Dataset records:
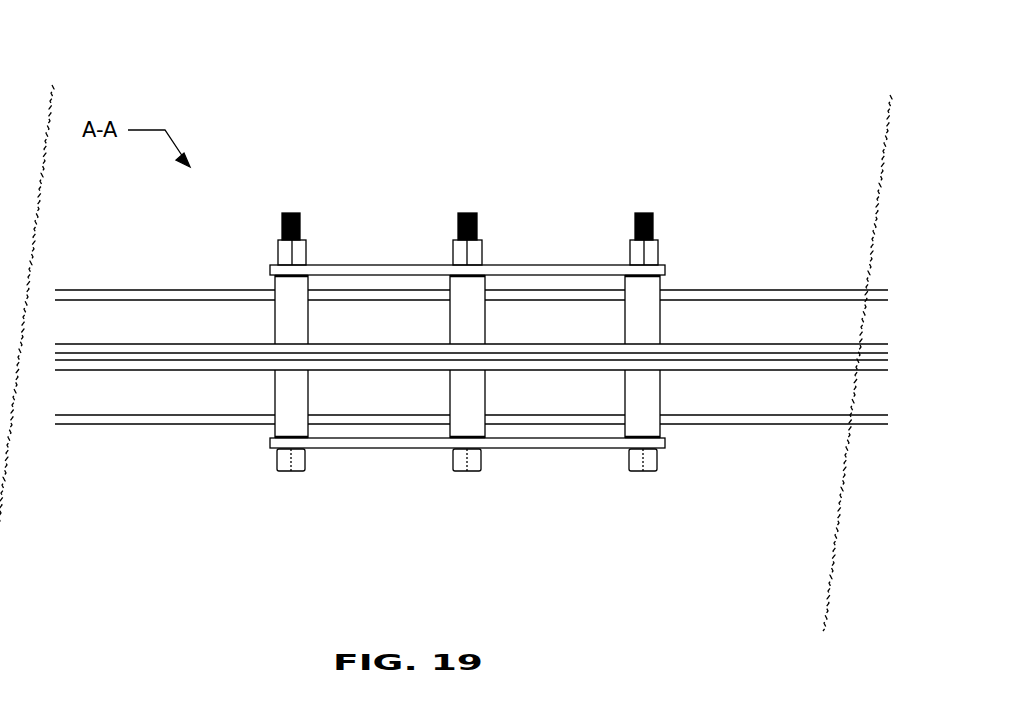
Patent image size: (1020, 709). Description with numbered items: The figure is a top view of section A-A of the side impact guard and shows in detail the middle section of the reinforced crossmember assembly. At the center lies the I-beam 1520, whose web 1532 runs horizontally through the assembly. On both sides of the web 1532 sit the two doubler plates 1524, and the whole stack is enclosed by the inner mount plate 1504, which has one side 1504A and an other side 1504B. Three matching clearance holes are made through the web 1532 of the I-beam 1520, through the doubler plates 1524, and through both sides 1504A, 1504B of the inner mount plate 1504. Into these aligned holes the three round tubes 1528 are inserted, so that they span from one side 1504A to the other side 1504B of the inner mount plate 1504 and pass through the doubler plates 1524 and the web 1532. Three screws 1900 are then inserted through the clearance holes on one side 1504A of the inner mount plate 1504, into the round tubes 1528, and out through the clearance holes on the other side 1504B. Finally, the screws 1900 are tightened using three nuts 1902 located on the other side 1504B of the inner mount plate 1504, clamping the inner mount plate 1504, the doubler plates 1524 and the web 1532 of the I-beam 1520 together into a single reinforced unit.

The inner mount plate 1504 is at (467, 372).
The one side of the inner mount plate 1504A is at (348, 450).
The other side of the inner mount plate 1504B is at (386, 265).
The I-beam 1520 is at (764, 299).
The doubler plates 1524 is at (230, 344).
The round tubes 1528 is at (274, 320).
The web 1532 is at (152, 357).
The screws 1900 is at (288, 472).
The nuts 1902 is at (283, 214).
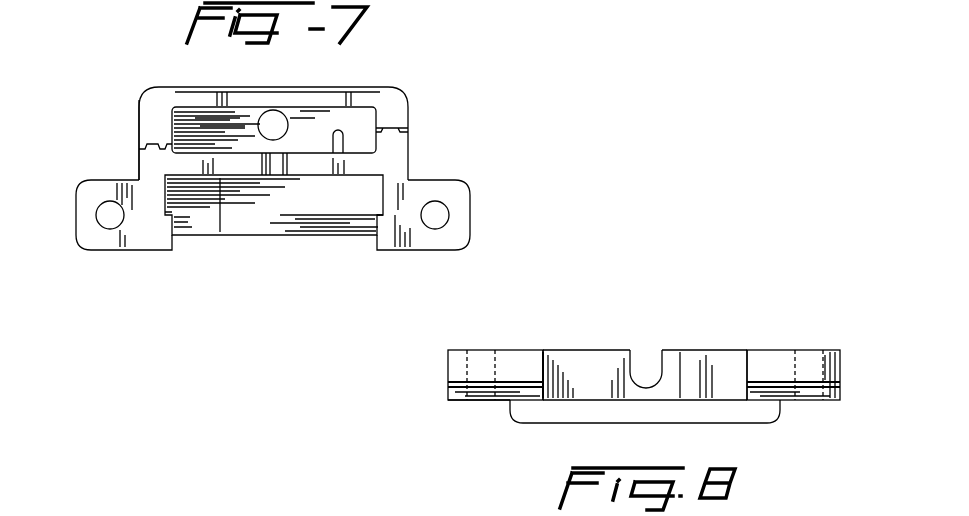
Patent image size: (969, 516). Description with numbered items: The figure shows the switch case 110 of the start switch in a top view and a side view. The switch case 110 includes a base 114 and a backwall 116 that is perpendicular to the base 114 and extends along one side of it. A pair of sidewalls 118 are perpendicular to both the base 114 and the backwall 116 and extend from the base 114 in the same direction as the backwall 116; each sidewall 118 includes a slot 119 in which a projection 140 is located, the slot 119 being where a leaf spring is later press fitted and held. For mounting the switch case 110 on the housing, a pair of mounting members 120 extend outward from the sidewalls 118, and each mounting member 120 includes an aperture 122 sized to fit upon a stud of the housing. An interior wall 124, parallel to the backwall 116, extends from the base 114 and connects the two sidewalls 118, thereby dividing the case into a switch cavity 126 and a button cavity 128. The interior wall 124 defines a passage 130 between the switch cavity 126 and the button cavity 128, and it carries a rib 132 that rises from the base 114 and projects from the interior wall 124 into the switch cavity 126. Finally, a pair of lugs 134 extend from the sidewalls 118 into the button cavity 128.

In FIG. 7, the switch case 110 is at (407, 82).
In FIG. 8, the switch case 110 is at (465, 402).
In FIG. 7, the base 114 is at (310, 130).
In FIG. 8, the base 114 is at (598, 410).
In FIG. 7, the backwall 116 is at (272, 88).
In FIG. 7, the sidewalls 118 is at (139, 115).
In FIG. 7, the slot 119 is at (142, 152).
In FIG. 7, the mounting members 120 is at (76, 228).
In FIG. 8, the mounting members 120 is at (470, 348).
In FIG. 7, the aperture 122 is at (105, 222).
In FIG. 8, the aperture 122 is at (493, 377).
In FIG. 7, the interior wall 124 is at (230, 177).
In FIG. 8, the interior wall 124 is at (685, 372).
In FIG. 7, the switch cavity 126 is at (197, 130).
In FIG. 7, the button cavity 128 is at (318, 212).
In FIG. 8, the button cavity 128 is at (583, 397).
In FIG. 7, the passage 130 is at (272, 178).
In FIG. 8, the passage 130 is at (633, 368).
In FIG. 7, the rib 132 is at (342, 137).
In FIG. 7, the lugs 134 is at (177, 233).
In FIG. 8, the lugs 134 is at (548, 353).
In FIG. 7, the projection 140 is at (157, 145).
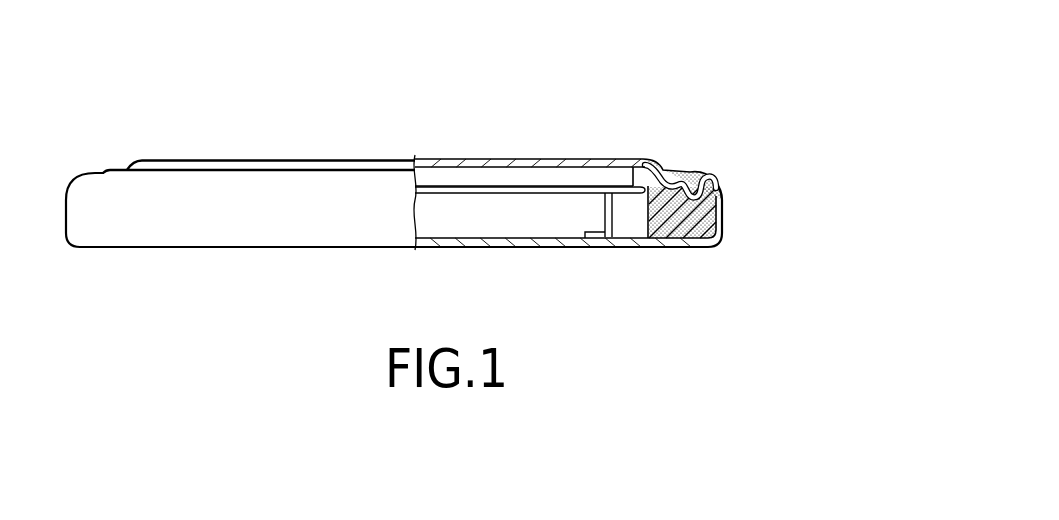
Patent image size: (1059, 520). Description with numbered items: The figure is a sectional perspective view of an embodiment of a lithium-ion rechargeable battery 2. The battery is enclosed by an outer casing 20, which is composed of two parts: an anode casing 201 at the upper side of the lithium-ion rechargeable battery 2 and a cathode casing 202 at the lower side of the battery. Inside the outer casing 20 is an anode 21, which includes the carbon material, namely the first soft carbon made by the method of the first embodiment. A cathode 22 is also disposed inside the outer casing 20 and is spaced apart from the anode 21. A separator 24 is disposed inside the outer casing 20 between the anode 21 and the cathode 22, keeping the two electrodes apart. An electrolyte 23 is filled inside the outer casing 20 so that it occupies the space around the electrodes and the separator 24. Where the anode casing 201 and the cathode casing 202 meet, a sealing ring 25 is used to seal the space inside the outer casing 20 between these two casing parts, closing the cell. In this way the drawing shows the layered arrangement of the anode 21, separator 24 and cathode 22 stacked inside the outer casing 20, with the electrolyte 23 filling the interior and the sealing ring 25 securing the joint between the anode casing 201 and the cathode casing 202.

The lithium-ion rechargeable battery 2 is at (731, 82).
The outer casing 20 is at (636, 188).
The anode casing 201 is at (664, 171).
The cathode casing 202 is at (723, 203).
The anode 21 is at (466, 160).
The cathode 22 is at (537, 232).
The electrolyte 23 is at (630, 240).
The separator 24 is at (562, 168).
The sealing ring 25 is at (681, 240).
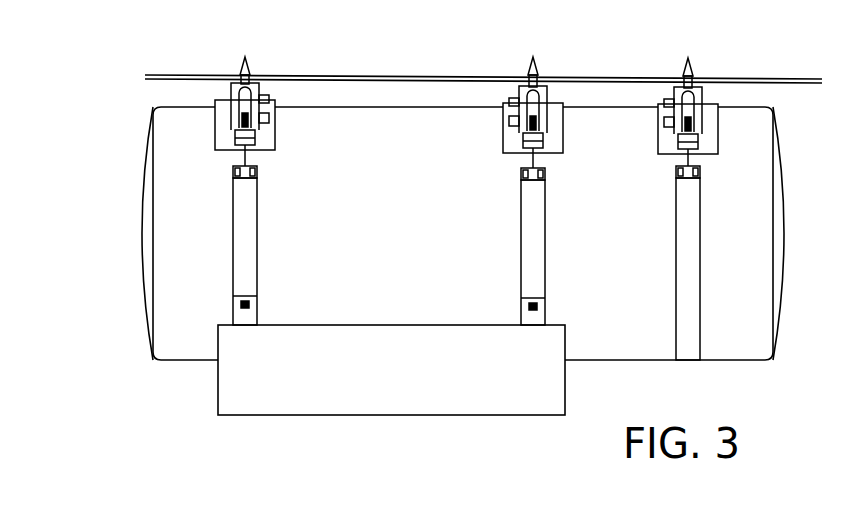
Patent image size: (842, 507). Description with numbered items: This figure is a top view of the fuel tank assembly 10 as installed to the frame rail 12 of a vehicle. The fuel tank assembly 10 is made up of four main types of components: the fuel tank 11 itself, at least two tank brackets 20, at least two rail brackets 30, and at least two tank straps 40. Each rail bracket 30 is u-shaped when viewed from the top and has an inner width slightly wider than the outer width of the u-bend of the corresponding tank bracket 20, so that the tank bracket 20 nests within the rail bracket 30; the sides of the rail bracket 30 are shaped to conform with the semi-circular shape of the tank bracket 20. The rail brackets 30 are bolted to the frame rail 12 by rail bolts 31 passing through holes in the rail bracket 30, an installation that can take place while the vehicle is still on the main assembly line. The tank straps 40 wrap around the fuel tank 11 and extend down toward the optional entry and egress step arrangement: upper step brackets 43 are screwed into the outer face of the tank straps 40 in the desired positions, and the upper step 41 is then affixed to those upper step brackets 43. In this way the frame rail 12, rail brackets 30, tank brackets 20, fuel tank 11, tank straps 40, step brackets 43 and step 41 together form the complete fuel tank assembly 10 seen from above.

What the task requires:
Reproduce all of the lines above with "Patent image size" renamed to "Drawing dimensions" and nothing else altered. Omit the pictures from your output.

Problem solution:
Drawing dimensions: (1020, 709). Description with numbered items: The figure is a top view of section A-A of the side impact guard and shows in detail the middle section of the reinforced crossmember assembly. At the center lies the I-beam 1520, whose web 1532 runs horizontally through the assembly. On both sides of the web 1532 sit the two doubler plates 1524, and the whole stack is enclosed by the inner mount plate 1504, which has one side 1504A and an other side 1504B. Three matching clearance holes are made through the web 1532 of the I-beam 1520, through the doubler plates 1524, and through both sides 1504A, 1504B of the inner mount plate 1504. Into these aligned holes the three round tubes 1528 are inserted, so that they span from one side 1504A to the other side 1504B of the inner mount plate 1504 and pass through the doubler plates 1524 and the web 1532. Three screws 1900 are then inserted through the clearance holes on one side 1504A of the inner mount plate 1504, into the round tubes 1528, and out through the clearance holes on the other side 1504B. Finally, the screws 1900 are tightened using three nuts 1902 located on the other side 1504B of the inner mount plate 1504, clamping the inner mount plate 1504, the doubler plates 1524 and the web 1532 of the I-beam 1520 together into a single reinforced unit.

The inner mount plate 1504 is at (467, 372).
The one side of the inner mount plate 1504A is at (348, 450).
The other side of the inner mount plate 1504B is at (386, 265).
The I-beam 1520 is at (764, 299).
The doubler plates 1524 is at (230, 344).
The round tubes 1528 is at (274, 320).
The web 1532 is at (152, 357).
The screws 1900 is at (288, 472).
The nuts 1902 is at (283, 214).
Drawing dimensions: (969, 516). Description with numbered items: The figure shows the switch case 110 of the start switch in a top view and a side view. The switch case 110 includes a base 114 and a backwall 116 that is perpendicular to the base 114 and extends along one side of it. A pair of sidewalls 118 are perpendicular to both the base 114 and the backwall 116 and extend from the base 114 in the same direction as the backwall 116; each sidewall 118 includes a slot 119 in which a projection 140 is located, the slot 119 being where a leaf spring is later press fitted and held. For mounting the switch case 110 on the housing, a pair of mounting members 120 extend outward from the sidewalls 118, and each mounting member 120 includes an aperture 122 sized to fit upon a stud of the housing. An interior wall 124, parallel to the backwall 116, extends from the base 114 and connects the two sidewalls 118, thereby dividing the case into a switch cavity 126 and a button cavity 128. The interior wall 124 defines a passage 130 between the switch cavity 126 and the button cavity 128, and it carries a rib 132 that rises from the base 114 and projects from the interior wall 124 into the switch cavity 126. Finally, a pair of lugs 134 extend from the sidewalls 118 into the button cavity 128.

In FIG. 7, the switch case 110 is at (407, 82).
In FIG. 8, the switch case 110 is at (465, 402).
In FIG. 7, the base 114 is at (310, 130).
In FIG. 8, the base 114 is at (598, 410).
In FIG. 7, the backwall 116 is at (272, 88).
In FIG. 7, the sidewalls 118 is at (139, 115).
In FIG. 7, the slot 119 is at (142, 152).
In FIG. 7, the mounting members 120 is at (76, 228).
In FIG. 8, the mounting members 120 is at (470, 348).
In FIG. 7, the aperture 122 is at (105, 222).
In FIG. 8, the aperture 122 is at (493, 377).
In FIG. 7, the interior wall 124 is at (230, 177).
In FIG. 8, the interior wall 124 is at (685, 372).
In FIG. 7, the switch cavity 126 is at (197, 130).
In FIG. 7, the button cavity 128 is at (318, 212).
In FIG. 8, the button cavity 128 is at (583, 397).
In FIG. 7, the passage 130 is at (272, 178).
In FIG. 8, the passage 130 is at (633, 368).
In FIG. 7, the rib 132 is at (342, 137).
In FIG. 7, the lugs 134 is at (177, 233).
In FIG. 8, the lugs 134 is at (548, 353).
In FIG. 7, the projection 140 is at (157, 145).
Drawing dimensions: (1059, 520). Description with numbered items: The figure is a sectional perspective view of an embodiment of a lithium-ion rechargeable battery 2. The battery is enclosed by an outer casing 20, which is composed of two parts: an anode casing 201 at the upper side of the lithium-ion rechargeable battery 2 and a cathode casing 202 at the lower side of the battery. Inside the outer casing 20 is an anode 21, which includes the carbon material, namely the first soft carbon made by the method of the first embodiment. A cathode 22 is also disposed inside the outer casing 20 and is spaced apart from the anode 21. A separator 24 is disposed inside the outer casing 20 between the anode 21 and the cathode 22, keeping the two electrodes apart. An electrolyte 23 is filled inside the outer casing 20 so that it occupies the space around the electrodes and the separator 24. Where the anode casing 201 and the cathode casing 202 meet, a sealing ring 25 is used to seal the space inside the outer casing 20 between these two casing parts, closing the cell. In this way the drawing shows the layered arrangement of the anode 21, separator 24 and cathode 22 stacked inside the outer casing 20, with the electrolyte 23 filling the interior and the sealing ring 25 securing the joint between the anode casing 201 and the cathode casing 202.

The lithium-ion rechargeable battery 2 is at (731, 82).
The outer casing 20 is at (636, 188).
The anode casing 201 is at (664, 171).
The cathode casing 202 is at (723, 203).
The anode 21 is at (466, 160).
The cathode 22 is at (537, 232).
The electrolyte 23 is at (630, 240).
The separator 24 is at (562, 168).
The sealing ring 25 is at (681, 240).
Drawing dimensions: (842, 507). Description with numbered items: This figure is a top view of the fuel tank assembly 10 as installed to the frame rail 12 of a vehicle. The fuel tank assembly 10 is made up of four main types of components: the fuel tank 11 itself, at least two tank brackets 20, at least two rail brackets 30, and at least two tank straps 40. Each rail bracket 30 is u-shaped when viewed from the top and has an inner width slightly wider than the outer width of the u-bend of the corresponding tank bracket 20, so that the tank bracket 20 nests within the rail bracket 30; the sides of the rail bracket 30 are shaped to conform with the semi-circular shape of the tank bracket 20. The rail brackets 30 are bolted to the frame rail 12 by rail bolts 31 passing through holes in the rail bracket 30, an installation that can take place while the vehicle is still on the main assembly line. The tank straps 40 wrap around the fuel tank 11 and extend down toward the optional entry and egress step arrangement: upper step brackets 43 are screwed into the outer face of the tank straps 40 in the desired positions, and the upper step 41 is then affixed to those upper step brackets 43. In this way the frame rail 12, rail brackets 30, tank brackets 20, fuel tank 11, tank straps 40, step brackets 43 and step 41 together form the complete fuel tank assembly 10 seen from above.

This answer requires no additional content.